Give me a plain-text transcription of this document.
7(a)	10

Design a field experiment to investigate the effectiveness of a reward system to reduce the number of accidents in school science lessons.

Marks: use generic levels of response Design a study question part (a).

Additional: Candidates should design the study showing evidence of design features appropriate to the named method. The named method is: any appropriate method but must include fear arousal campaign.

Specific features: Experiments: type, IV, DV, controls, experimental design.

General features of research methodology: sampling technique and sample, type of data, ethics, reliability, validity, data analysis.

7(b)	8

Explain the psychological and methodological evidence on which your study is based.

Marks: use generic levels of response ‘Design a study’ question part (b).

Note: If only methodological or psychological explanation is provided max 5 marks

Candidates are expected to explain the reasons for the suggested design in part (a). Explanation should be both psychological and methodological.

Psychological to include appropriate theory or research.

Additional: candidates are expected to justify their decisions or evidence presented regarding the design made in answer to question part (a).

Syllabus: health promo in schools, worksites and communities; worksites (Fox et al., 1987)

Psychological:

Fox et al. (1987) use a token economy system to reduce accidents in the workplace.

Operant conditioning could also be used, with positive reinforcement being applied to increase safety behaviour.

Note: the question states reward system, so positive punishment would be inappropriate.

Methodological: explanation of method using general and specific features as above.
□ □ □ □ □ □ □
Work required = Check the data for the word "system" and pull out the lines that have it.

Answer to this exercise =
Design a field experiment to investigate the effectiveness of a reward system to reduce the number of accidents in school science lessons.
Fox et al. (1987) use a token economy system to reduce accidents in the workplace.
Note: the question states reward system, so positive punishment would be inappropriate.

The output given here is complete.